▸ Extracted entries

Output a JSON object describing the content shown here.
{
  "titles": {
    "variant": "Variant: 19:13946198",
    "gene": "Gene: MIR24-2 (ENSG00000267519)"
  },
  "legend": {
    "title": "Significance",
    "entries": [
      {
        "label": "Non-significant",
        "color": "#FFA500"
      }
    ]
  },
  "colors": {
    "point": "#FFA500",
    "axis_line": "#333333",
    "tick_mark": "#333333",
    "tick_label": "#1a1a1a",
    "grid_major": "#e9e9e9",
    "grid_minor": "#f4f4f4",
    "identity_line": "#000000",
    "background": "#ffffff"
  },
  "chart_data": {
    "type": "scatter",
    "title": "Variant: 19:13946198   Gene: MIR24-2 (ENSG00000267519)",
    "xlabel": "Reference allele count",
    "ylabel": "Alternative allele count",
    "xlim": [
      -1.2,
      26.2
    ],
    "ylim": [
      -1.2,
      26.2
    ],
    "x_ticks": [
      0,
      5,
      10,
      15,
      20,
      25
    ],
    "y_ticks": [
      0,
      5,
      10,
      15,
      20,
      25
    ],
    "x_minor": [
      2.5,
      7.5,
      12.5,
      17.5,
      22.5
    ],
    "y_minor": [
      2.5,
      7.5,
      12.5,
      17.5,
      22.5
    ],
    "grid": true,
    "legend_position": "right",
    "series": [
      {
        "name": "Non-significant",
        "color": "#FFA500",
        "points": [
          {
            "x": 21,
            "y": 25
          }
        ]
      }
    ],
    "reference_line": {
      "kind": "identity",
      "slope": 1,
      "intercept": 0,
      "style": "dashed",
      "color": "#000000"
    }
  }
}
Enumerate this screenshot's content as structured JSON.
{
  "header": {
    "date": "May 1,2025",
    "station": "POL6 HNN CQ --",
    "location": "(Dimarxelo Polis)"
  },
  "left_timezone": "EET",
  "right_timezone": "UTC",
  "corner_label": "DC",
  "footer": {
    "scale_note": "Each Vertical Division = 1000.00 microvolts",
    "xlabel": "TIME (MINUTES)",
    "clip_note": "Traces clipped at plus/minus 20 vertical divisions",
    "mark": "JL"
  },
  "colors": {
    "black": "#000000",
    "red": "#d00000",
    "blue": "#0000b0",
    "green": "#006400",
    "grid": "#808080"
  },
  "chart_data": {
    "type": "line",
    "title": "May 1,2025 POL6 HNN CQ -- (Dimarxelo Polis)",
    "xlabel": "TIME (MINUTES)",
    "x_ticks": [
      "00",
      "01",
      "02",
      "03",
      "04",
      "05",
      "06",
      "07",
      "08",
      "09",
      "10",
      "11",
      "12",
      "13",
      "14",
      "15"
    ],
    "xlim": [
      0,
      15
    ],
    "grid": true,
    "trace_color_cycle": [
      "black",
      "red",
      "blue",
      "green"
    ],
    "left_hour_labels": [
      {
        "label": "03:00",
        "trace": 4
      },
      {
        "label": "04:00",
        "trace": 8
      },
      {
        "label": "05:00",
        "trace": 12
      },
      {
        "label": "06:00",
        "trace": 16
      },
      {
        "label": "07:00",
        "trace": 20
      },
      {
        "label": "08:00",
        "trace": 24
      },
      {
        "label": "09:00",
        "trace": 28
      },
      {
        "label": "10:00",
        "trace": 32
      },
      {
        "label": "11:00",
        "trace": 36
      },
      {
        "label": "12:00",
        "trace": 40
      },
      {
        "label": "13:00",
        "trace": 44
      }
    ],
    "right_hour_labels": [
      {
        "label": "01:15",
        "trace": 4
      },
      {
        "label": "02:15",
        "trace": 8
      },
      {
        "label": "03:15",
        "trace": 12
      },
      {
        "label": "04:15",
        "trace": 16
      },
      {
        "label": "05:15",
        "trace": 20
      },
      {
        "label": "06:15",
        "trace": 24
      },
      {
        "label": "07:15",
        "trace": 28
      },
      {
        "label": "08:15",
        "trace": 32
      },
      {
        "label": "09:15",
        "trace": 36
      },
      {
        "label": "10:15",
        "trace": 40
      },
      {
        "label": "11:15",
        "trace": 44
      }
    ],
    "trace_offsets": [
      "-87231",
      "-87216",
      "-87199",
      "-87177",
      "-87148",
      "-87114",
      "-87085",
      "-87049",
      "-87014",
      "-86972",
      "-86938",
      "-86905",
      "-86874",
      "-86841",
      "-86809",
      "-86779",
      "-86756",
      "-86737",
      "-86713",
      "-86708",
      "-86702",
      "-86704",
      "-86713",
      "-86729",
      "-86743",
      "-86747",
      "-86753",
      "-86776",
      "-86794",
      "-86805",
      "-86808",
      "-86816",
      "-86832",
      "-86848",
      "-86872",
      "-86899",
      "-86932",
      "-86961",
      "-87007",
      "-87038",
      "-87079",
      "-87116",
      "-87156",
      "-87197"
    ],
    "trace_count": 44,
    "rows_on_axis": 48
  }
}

▸ What is being asked
Report all lines of the data that include the word "JSON".

▸ Full solution
Output a JSON object describing the content shown here.
Enumerate this screenshot's content as structured JSON.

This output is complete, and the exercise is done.